─── Data entries
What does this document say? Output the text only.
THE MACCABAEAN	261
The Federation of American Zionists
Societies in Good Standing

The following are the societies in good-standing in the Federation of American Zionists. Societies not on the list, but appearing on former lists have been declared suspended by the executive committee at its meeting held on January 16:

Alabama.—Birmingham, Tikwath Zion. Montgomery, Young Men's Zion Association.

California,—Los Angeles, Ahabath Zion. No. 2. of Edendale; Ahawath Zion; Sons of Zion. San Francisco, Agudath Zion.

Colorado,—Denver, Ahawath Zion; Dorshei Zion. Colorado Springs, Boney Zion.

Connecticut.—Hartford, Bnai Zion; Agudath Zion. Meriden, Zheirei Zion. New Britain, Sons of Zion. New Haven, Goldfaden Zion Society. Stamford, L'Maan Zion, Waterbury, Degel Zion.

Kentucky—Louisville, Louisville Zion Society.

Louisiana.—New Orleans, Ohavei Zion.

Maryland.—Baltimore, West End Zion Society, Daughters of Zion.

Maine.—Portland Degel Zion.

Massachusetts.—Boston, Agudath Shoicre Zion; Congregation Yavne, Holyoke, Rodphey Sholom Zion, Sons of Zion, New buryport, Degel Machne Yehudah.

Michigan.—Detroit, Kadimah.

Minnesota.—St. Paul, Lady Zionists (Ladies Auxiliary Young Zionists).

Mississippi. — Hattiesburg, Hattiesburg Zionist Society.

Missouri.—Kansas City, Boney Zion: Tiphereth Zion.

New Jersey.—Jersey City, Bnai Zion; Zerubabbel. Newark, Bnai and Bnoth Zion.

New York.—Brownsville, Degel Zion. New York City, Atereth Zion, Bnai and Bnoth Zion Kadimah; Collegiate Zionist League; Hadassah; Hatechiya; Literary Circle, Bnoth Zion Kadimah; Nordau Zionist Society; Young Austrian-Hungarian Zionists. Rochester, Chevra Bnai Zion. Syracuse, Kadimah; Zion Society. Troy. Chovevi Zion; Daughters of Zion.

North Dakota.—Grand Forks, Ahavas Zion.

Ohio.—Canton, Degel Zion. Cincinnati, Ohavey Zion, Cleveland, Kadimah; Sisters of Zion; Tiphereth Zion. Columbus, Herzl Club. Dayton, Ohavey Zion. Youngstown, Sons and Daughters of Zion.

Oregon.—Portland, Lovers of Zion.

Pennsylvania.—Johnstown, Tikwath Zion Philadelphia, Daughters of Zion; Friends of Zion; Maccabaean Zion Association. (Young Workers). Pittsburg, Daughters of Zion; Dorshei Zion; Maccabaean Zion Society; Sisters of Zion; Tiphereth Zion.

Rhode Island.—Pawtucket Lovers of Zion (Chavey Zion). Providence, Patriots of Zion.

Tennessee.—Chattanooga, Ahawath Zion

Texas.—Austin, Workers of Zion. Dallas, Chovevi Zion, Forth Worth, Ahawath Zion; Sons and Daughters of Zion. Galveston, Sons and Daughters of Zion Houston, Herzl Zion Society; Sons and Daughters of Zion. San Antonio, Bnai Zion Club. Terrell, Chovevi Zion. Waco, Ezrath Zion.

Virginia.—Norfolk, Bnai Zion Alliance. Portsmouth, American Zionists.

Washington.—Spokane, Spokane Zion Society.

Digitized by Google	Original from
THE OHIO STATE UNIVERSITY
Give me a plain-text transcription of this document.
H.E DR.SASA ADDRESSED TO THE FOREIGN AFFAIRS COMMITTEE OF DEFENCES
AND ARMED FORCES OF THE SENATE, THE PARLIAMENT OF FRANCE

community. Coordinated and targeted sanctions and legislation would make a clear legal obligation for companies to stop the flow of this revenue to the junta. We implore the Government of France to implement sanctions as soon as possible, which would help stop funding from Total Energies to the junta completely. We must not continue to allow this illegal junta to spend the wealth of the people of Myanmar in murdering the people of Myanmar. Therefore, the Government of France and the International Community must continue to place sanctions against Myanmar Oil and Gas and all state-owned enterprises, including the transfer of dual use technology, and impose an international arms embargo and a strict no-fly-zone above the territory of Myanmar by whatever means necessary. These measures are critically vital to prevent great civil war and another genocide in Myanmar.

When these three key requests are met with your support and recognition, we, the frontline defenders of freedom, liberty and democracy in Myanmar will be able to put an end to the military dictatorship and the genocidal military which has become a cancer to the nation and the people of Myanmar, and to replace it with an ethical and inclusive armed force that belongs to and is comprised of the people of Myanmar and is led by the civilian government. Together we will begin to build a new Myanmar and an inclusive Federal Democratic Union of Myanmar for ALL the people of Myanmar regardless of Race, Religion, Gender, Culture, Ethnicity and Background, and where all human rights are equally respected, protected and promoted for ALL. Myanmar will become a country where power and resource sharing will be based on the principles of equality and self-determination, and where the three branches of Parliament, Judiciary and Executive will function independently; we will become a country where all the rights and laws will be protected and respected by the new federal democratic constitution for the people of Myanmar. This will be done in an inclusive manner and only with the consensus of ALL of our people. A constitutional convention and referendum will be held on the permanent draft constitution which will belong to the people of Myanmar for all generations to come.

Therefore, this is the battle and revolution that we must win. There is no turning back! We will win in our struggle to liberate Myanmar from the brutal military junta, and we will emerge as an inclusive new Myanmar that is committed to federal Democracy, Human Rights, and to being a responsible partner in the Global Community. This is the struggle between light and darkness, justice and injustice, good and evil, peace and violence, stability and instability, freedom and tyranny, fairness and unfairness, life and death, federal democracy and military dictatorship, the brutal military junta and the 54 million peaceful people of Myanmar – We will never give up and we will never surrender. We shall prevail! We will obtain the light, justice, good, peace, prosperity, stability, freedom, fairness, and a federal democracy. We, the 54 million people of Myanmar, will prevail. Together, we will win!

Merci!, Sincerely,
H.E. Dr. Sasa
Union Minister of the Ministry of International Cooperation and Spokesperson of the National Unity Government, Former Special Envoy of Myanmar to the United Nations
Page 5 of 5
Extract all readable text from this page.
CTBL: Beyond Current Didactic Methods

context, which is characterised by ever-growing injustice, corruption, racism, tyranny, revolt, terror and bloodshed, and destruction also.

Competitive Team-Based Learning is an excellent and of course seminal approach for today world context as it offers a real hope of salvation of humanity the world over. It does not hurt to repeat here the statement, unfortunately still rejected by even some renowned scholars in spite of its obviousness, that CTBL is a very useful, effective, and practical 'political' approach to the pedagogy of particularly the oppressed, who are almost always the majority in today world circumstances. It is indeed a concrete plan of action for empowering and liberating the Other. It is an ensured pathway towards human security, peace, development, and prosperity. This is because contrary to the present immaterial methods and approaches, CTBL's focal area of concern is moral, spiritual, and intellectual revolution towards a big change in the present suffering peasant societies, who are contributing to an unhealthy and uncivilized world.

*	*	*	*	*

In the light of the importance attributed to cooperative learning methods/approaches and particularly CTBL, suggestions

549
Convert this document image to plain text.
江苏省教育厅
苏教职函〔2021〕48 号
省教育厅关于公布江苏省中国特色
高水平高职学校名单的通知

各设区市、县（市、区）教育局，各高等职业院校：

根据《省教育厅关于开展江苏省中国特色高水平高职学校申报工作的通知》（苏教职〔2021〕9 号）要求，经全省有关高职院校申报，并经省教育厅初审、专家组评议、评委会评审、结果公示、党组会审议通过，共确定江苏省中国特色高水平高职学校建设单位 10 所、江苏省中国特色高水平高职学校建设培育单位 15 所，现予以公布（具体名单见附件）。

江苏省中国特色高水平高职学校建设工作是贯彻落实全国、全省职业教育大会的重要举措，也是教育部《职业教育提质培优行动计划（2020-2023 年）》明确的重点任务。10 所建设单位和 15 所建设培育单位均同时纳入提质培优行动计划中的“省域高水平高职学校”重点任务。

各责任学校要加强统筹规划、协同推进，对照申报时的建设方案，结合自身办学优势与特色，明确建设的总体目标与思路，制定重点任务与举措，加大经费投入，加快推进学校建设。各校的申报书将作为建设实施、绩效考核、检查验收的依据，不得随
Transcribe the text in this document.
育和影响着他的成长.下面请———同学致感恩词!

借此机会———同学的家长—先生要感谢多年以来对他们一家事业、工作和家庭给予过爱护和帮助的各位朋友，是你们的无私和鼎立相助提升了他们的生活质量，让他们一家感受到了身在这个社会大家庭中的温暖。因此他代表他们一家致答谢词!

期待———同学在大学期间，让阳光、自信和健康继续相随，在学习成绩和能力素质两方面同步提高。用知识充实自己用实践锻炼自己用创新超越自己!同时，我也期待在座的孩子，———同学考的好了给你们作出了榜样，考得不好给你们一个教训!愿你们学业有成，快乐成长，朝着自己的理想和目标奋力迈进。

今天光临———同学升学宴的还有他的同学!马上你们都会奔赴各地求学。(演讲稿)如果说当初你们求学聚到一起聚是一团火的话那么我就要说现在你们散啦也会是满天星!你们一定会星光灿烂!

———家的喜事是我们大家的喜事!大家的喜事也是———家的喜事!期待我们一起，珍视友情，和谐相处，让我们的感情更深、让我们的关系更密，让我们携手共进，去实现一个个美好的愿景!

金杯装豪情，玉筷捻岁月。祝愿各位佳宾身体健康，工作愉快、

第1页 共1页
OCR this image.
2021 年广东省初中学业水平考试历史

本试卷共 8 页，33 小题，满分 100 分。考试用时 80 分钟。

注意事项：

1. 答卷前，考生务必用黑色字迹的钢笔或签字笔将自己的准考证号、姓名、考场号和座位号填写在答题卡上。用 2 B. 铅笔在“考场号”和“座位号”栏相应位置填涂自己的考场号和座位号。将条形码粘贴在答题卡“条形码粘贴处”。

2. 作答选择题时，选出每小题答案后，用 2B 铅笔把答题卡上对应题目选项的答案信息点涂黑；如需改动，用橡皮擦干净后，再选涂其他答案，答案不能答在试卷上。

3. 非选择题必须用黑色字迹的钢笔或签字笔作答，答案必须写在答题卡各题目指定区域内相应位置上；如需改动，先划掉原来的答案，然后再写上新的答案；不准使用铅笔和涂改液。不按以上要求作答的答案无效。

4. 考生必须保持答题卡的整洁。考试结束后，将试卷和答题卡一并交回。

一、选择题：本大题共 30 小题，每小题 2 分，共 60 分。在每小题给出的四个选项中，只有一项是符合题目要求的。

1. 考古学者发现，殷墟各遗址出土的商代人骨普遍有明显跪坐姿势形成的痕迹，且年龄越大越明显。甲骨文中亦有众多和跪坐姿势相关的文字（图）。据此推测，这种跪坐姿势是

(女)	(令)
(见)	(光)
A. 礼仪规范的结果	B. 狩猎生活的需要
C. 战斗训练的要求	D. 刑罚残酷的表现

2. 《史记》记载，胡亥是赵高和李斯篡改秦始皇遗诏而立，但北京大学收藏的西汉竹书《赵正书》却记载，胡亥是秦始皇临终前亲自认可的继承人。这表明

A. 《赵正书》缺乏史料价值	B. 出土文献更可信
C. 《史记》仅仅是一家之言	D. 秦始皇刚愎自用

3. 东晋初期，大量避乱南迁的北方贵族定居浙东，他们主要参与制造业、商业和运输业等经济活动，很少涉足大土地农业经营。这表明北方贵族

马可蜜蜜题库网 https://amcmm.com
──────
**Description of the task**
Looking at the listing above, count the lines that contain "Agudath" and give nothing but the number.

**Response to this exercise**
3